- _GIVEN TASK_: From the entries that follow, list every line in which the string "green" appears.

- _DATA EXCERPTS_:

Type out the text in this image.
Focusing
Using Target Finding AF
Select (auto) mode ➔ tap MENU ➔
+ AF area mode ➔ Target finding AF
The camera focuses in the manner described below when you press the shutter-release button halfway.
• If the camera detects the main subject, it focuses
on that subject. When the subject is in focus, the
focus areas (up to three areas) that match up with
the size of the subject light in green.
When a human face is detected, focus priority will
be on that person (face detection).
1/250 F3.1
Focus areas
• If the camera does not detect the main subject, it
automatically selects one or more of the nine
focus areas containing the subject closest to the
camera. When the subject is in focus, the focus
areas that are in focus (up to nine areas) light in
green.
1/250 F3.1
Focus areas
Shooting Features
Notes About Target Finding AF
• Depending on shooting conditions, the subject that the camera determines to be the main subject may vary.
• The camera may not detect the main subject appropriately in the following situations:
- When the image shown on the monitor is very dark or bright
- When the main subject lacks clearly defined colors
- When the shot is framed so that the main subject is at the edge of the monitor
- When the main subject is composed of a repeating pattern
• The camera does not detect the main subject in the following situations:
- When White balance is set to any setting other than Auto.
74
--
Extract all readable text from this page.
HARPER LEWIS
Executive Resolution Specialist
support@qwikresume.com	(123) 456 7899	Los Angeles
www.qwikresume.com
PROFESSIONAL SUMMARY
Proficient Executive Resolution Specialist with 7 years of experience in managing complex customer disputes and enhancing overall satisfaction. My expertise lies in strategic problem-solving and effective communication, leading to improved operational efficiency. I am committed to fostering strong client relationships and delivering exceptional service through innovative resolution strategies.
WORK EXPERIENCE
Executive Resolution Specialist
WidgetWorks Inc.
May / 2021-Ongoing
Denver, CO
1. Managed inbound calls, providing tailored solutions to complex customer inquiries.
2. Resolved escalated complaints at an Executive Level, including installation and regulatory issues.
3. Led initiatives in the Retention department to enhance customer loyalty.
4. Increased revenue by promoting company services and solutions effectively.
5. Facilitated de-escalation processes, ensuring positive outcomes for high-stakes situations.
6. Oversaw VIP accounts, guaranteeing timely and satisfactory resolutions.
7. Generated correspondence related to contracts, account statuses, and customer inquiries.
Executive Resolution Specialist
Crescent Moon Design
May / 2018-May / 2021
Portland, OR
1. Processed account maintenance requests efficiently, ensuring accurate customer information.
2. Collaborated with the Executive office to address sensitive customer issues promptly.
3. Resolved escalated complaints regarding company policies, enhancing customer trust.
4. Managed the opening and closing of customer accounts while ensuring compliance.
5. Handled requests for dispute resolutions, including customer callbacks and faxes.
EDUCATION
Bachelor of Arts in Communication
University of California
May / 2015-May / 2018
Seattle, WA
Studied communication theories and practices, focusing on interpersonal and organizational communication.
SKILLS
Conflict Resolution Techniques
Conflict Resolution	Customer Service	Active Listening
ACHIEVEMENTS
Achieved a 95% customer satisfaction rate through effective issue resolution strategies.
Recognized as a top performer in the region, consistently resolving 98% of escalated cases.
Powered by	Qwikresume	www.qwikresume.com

- _SOLUTION TO THIS EXERCISE_:
the size of the subject light in green.
green.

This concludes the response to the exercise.